Search the listing below for "中国CCUS技术现状". Copy each matching line.

— start of SUPPLIED ENTRIES —

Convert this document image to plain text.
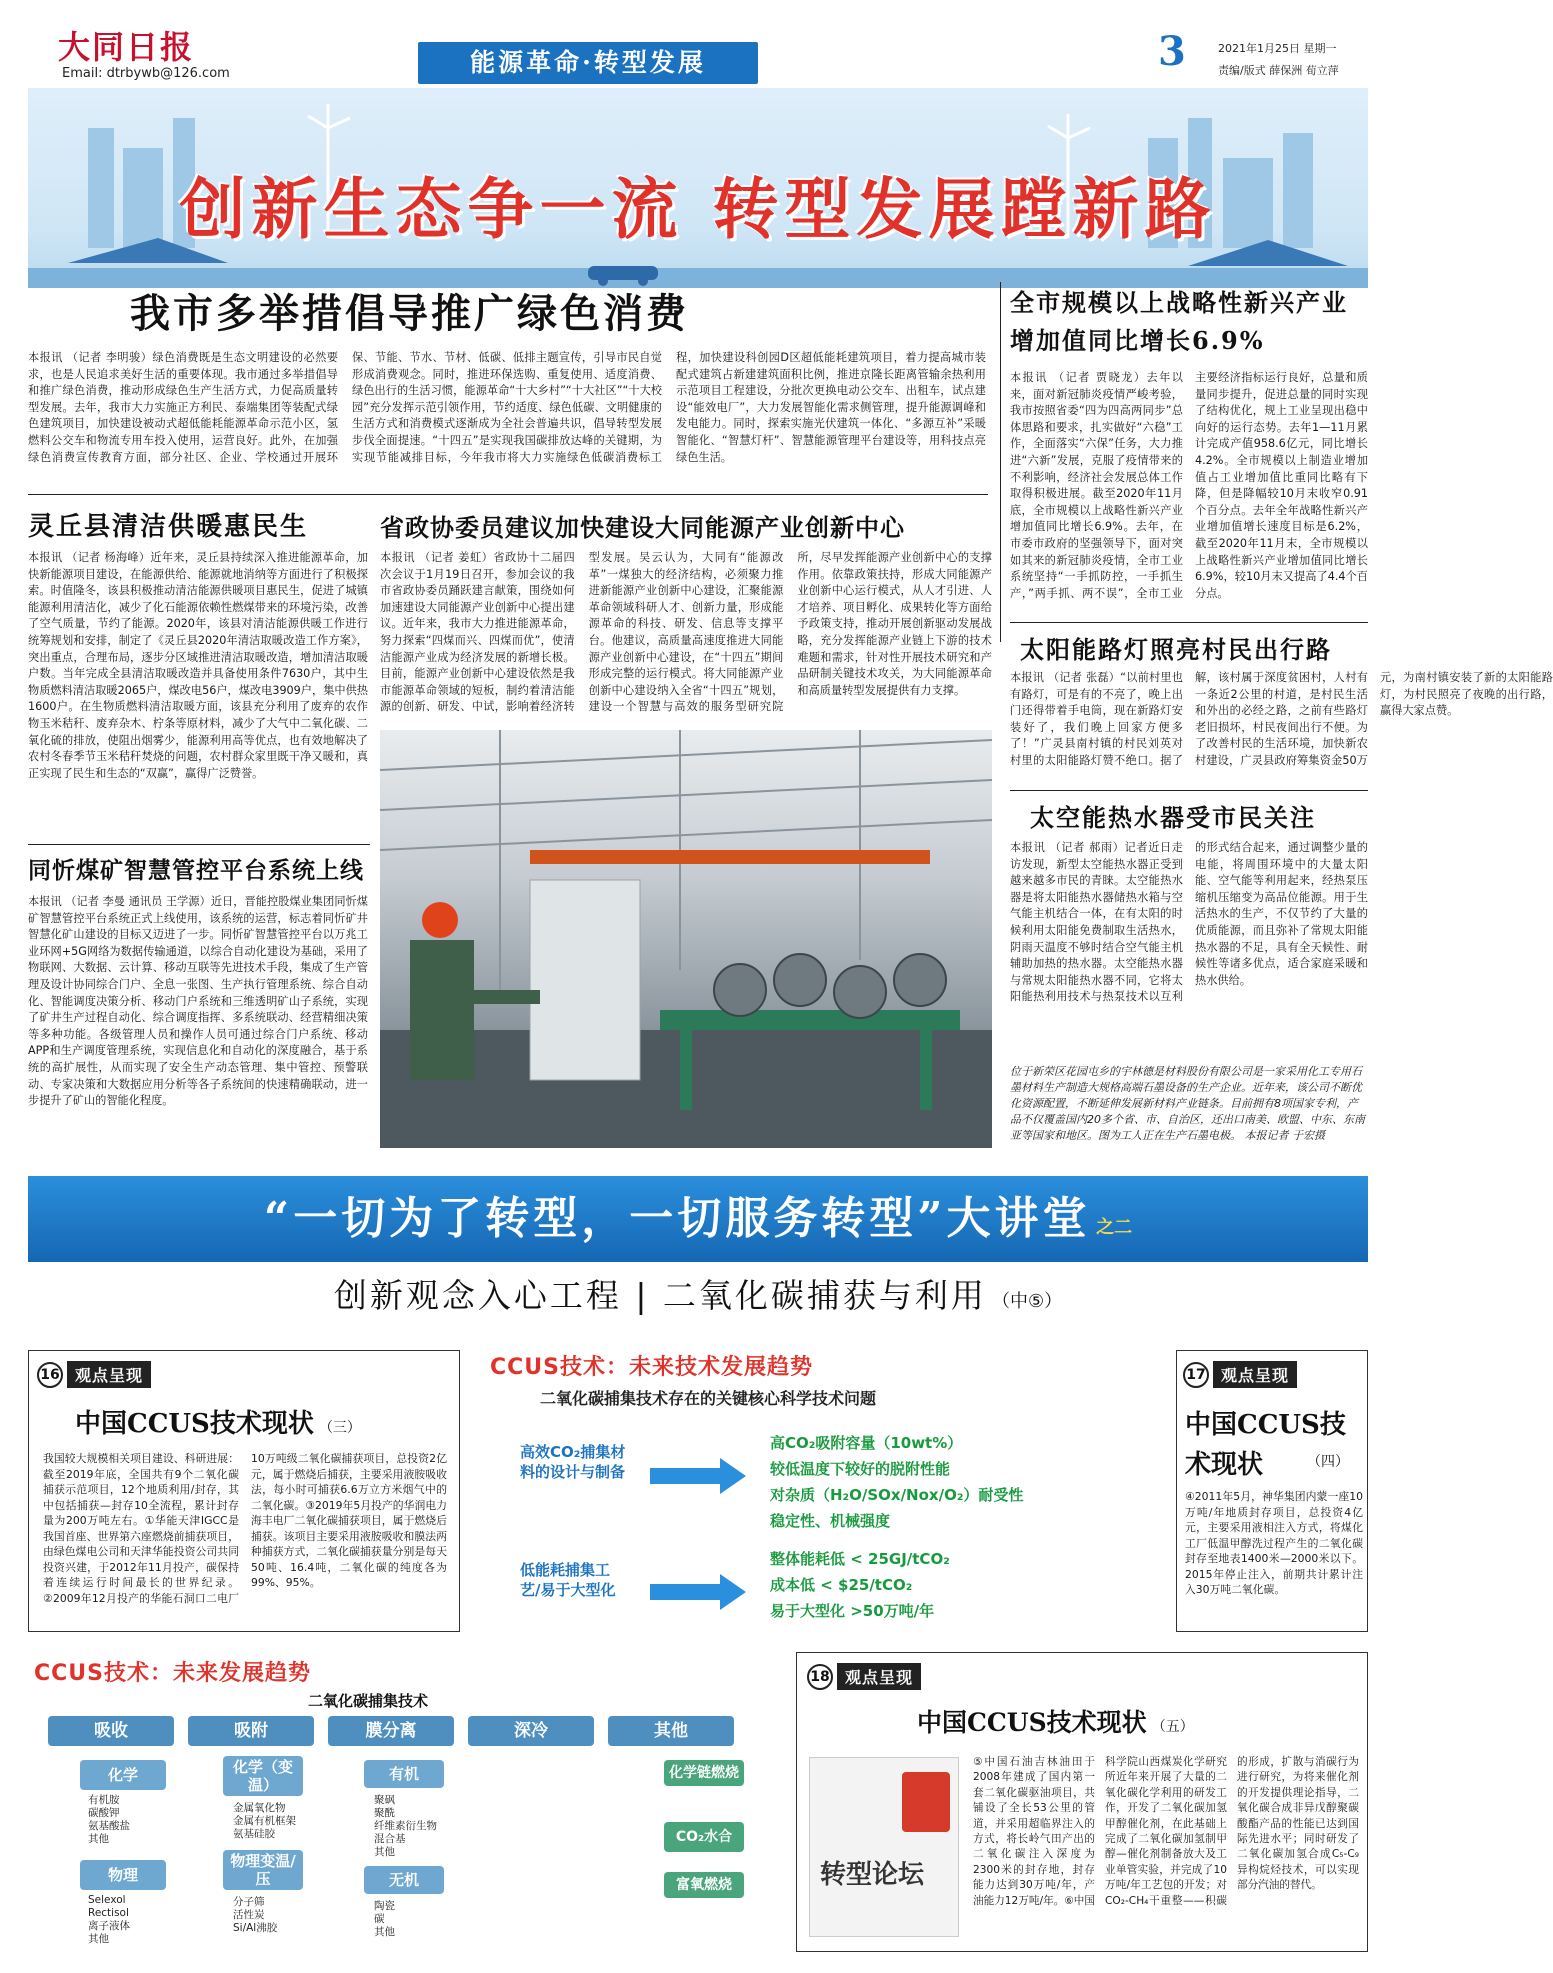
大同日报
Email: dtrbywb@126.com	能源革命·转型发展	3	2021年1月25日 星期一
责编/版式 薛保洲 荀立萍
创新生态争一流 转型发展蹚新路
我市多举措倡导推广绿色消费
本报讯 （记者 李明骏）绿色消费既是生态文明建设的必然要求，也是人民追求美好生活的重要体现。我市通过多举措倡导和推广绿色消费，推动形成绿色生产生活方式，力促高质量转型发展。去年，我市大力实施正方利民、泰端集团等装配式绿色建筑项目，加快建设被动式超低能耗能源革命示范小区，氢燃料公交车和物流专用车投入使用，运营良好。此外，在加强绿色消费宣传教育方面，部分社区、企业、学校通过开展环保、节能、节水、节材、低碳、低排主题宣传，引导市民自觉形成消费观念。同时，推进环保选购、重复使用、适度消费、绿色出行的生活习惯，能源革命“十大乡村”“十大社区”“十大校园”充分发挥示范引领作用，节约适度、绿色低碳、文明健康的生活方式和消费模式逐渐成为全社会普遍共识，倡导转型发展步伐全面提速。“十四五”是实现我国碳排放达峰的关键期，为实现节能减排目标，今年我市将大力实施绿色低碳消费标工程，加快建设科创园D区超低能耗建筑项目，着力提高城市装配式建筑占新建建筑面积比例，推进京隆长距离管输余热利用示范项目工程建设，分批次更换电动公交车、出租车，试点建设“能效电厂”，大力发展智能化需求侧管理，提升能源调峰和发电能力。同时，探索实施光伏建筑一体化、“多源互补”采暖智能化、“智慧灯杆”、智慧能源管理平台建设等，用科技点亮绿色生活。
全市规模以上战略性新兴产业增加值同比增长6.9%
本报讯 （记者 贾晓龙）去年以来，面对新冠肺炎疫情严峻考验，我市按照省委“四为四高两同步”总体思路和要求，扎实做好“六稳”工作，全面落实“六保”任务，大力推进“六新”发展，克服了疫情带来的不利影响，经济社会发展总体工作取得积极进展。截至2020年11月底，全市规模以上战略性新兴产业增加值同比增长6.9%。去年，在市委市政府的坚强领导下，面对突如其来的新冠肺炎疫情，全市工业系统坚持“一手抓防控，一手抓生产，”两手抓、两不误”，全市工业主要经济指标运行良好，总量和质量同步提升，促进总量的同时实现了结构优化，规上工业呈现出稳中向好的运行态势。去年1—11月累计完成产值958.6亿元，同比增长4.2%。全市规模以上制造业增加值占工业增加值比重同比略有下降，但是降幅较10月末收窄0.91个百分点。去年全年战略性新兴产业增加值增长速度目标是6.2%，截至2020年11月末，全市规模以上战略性新兴产业增加值同比增长6.9%，较10月末又提高了4.4个百分点。
灵丘县清洁供暖惠民生
本报讯 （记者 杨海峰）近年来，灵丘县持续深入推进能源革命，加快新能源项目建设，在能源供给、能源就地消纳等方面进行了积极探索。时值隆冬，该县积极推动清洁能源供暖项目惠民生，促进了城镇能源利用清洁化，减少了化石能源依赖性燃煤带来的环境污染，改善了空气质量，节约了能源。2020年，该县对清洁能源供暖工作进行统筹规划和安排，制定了《灵丘县2020年清洁取暖改造工作方案》，突出重点，合理布局，逐步分区域推进清洁取暖改造，增加清洁取暖户数。当年完成全县清洁取暖改造并具备使用条件7630户，其中生物质燃料清洁取暖2065户，煤改电56户，煤改电3909户，集中供热1600户。在生物质燃料清洁取暖方面，该县充分利用了废弃的农作物玉米秸秆、废弃杂木、柠条等原材料，减少了大气中二氧化碳、二氧化硫的排放，使阻出烟雾少，能源利用高等优点，也有效地解决了农村冬春季节玉米秸秆焚烧的问题，农村群众家里既干净又暖和，真正实现了民生和生态的“双赢”，赢得广泛赞誉。
省政协委员建议加快建设大同能源产业创新中心
本报讯 （记者 姜虹）省政协十二届四次会议于1月19日召开，参加会议的我市省政协委员踊跃建言献策，围绕如何加速建设大同能源产业创新中心提出建议。近年来，我市大力推进能源革命，努力探索“四煤而兴、四煤而优”，使清洁能源产业成为经济发展的新增长极。目前，能源产业创新中心建设依然是我市能源革命领域的短板，制约着清洁能源的创新、研发、中试，影响着经济转型发展。吴云认为，大同有“能源改革”一煤独大的经济结构，必须聚力推进新能源产业创新中心建设，汇聚能源革命领域科研人才、创新力量，形成能源革命的科技、研发、信息等支撑平台。他建议，高质量高速度推进大同能源产业创新中心建设，在“十四五”期间形成完整的运行模式。将大同能源产业创新中心建设纳入全省“十四五”规划，建设一个智慧与高效的服务型研究院所，尽早发挥能源产业创新中心的支撑作用。依靠政策扶持，形成大同能源产业创新中心运行模式，从人才引进、人才培养、项目孵化、成果转化等方面给予政策支持，推动开展创新驱动发展战略，充分发挥能源产业链上下游的技术难题和需求，针对性开展技术研究和产品研制关键技术攻关，为大同能源革命和高质量转型发展提供有力支撑。
太阳能路灯照亮村民出行路
本报讯 （记者 张磊）“以前村里也有路灯，可是有的不亮了，晚上出门还得带着手电筒，现在新路灯安装好了，我们晚上回家方便多了！”广灵县南村镇的村民刘英对村里的太阳能路灯赞不绝口。据了解，该村属于深度贫困村，人村有一条近2公里的村道，是村民生活和外出的必经之路，之前有些路灯老旧损坏，村民夜间出行不便。为了改善村民的生活环境，加快新农村建设，广灵县政府筹集资金50万元，为南村镇安装了新的太阳能路灯，为村民照亮了夜晚的出行路，赢得大家点赞。
同忻煤矿智慧管控平台系统上线
本报讯 （记者 李曼 通讯员 王学源）近日，晋能控股煤业集团同忻煤矿智慧管控平台系统正式上线使用，该系统的运营，标志着同忻矿井智慧化矿山建设的目标又迈进了一步。同忻矿智慧管控平台以万兆工业环网+5G网络为数据传输通道，以综合自动化建设为基础，采用了物联网、大数据、云计算、移动互联等先进技术手段，集成了生产管理及设计协同综合门户、全息一张图、生产执行管理系统、综合自动化、智能调度决策分析、移动门户系统和三维透明矿山子系统，实现了矿井生产过程自动化、综合调度指挥、多系统联动、经营精细决策等多种功能。各级管理人员和操作人员可通过综合门户系统、移动APP和生产调度管理系统，实现信息化和自动化的深度融合，基于系统的高扩展性，从而实现了安全生产动态管理、集中管控、预警联动、专家决策和大数据应用分析等各子系统间的快速精确联动，进一步提升了矿山的智能化程度。
太空能热水器受市民关注
本报讯 （记者 郝雨）记者近日走访发现，新型太空能热水器正受到越来越多市民的青睐。太空能热水器是将太阳能热水器储热水箱与空气能主机结合一体，在有太阳的时候利用太阳能免费制取生活热水，阴雨天温度不够时结合空气能主机辅助加热的热水器。太空能热水器与常规太阳能热水器不同，它将太阳能热利用技术与热泵技术以互利的形式结合起来，通过调整少量的电能，将周围环境中的大量太阳能、空气能等利用起来，经热泵压缩机压缩变为高品位能源。用于生活热水的生产，不仅节约了大量的优质能源，而且弥补了常规太阳能热水器的不足，具有全天候性、耐候性等诸多优点，适合家庭采暖和热水供给。
位于新荣区花园屯乡的宇林德是材料股份有限公司是一家采用化工专用石墨材料生产制造大规格高端石墨设备的生产企业。近年来，该公司不断优化资源配置，不断延伸发展新材料产业链条。目前拥有8项国家专利，产品不仅覆盖国内20多个省、市、自治区，还出口南美、欧盟、中东、东南亚等国家和地区。图为工人正在生产石墨电极。 本报记者 于宏摄
“一切为了转型，一切服务转型”大讲堂 之二
创新观念入心工程 | 二氧化碳捕获与利用 （中⑤）
16 观点呈现
中国CCUS技术现状 （三）
我国较大规模相关项目建设、科研进展：截至2019年底，全国共有9个二氧化碳捕获示范项目，12个地质利用/封存，其中包括捕获—封存10全流程，累计封存量为200万吨左右。①华能天津IGCC是我国首座、世界第六座燃烧前捕获项目，由绿色煤电公司和天津华能投资公司共同投资兴建，于2012年11月投产，碳保持着连续运行时间最长的世界纪录。②2009年12月投产的华能石洞口二电厂10万吨级二氧化碳捕获项目，总投资2亿元，属于燃烧后捕获，主要采用液胺吸收法，每小时可捕获6.6万立方米烟气中的二氧化碳。③2019年5月投产的华润电力海丰电厂二氧化碳捕获项目，属于燃烧后捕获。该项目主要采用液胺吸收和膜法两种捕获方式，二氧化碳捕获量分别是每天50吨、16.4吨，二氧化碳的纯度各为99%、95%。
CCUS技术：未来技术发展趋势
二氧化碳捕集技术存在的关键核心科学技术问题
高效CO₂捕集材料的设计与制备
高CO₂吸附容量（10wt%）
较低温度下较好的脱附性能
对杂质（H₂O/SOx/Nox/O₂）耐受性
稳定性、机械强度
低能耗捕集工艺/易于大型化
整体能耗低 < 25GJ/tCO₂
成本低 < $25/tCO₂
易于大型化 >50万吨/年
17 观点呈现
中国CCUS技术现状	（四）
④2011年5月，神华集团内蒙一座10万吨/年地质封存项目，总投资4亿元，主要采用液相注入方式，将煤化工厂低温甲醇洗过程产生的二氧化碳封存至地表1400米—2000米以下。2015年停止注入，前期共计累计注入30万吨二氧化碳。
CCUS技术：未来发展趋势
二氧化碳捕集技术
吸收	吸附	膜分离	深冷	其他
化学
有机胺
碳酸钾
氨基酸盐
其他
物理
Selexol
Rectisol
离子液体
其他
化学（变温）
金属氧化物
金属有机框架
氨基硅胶
物理变温/压
分子筛
活性炭
Si/Al沸胶
有机
聚砜
聚酰
纤维素衍生物
混合基
其他
无机
陶瓷
碳
其他
化学链燃烧
CO₂水合
富氧燃烧
18 观点呈现
中国CCUS技术现状 （五）
转型论坛
⑤中国石油吉林油田于2008年建成了国内第一套二氧化碳驱油项目，共铺设了全长53公里的管道，并采用超临界注入的方式，将长岭气田产出的二氧化碳注入深度为2300米的封存地，封存能力达到30万吨/年，产油能力12万吨/年。⑥中国科学院山西煤炭化学研究所近年来开展了大量的二氧化碳化学利用的研发工作，开发了二氧化碳加氢甲醇催化剂，在此基础上完成了二氧化碳加氢制甲醇—催化剂制备放大及工业单管实验，并完成了10万吨/年工艺包的开发；对CO₂-CH₄干重整——积碳的形成，扩散与消碳行为进行研究，为将来催化剂的开发提供理论指导，二氧化碳合成非异戊醇聚碳酸酯产品的性能已达到国际先进水平；同时研发了二氧化碳加氢合成C₅-C₉异构烷烃技术，可以实现部分汽油的替代。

— end of SUPPLIED ENTRIES —

▶ _EXERCISE SOLUTION_:
中国CCUS技术现状 （三）
中国CCUS技术现状	（四）
中国CCUS技术现状 （五）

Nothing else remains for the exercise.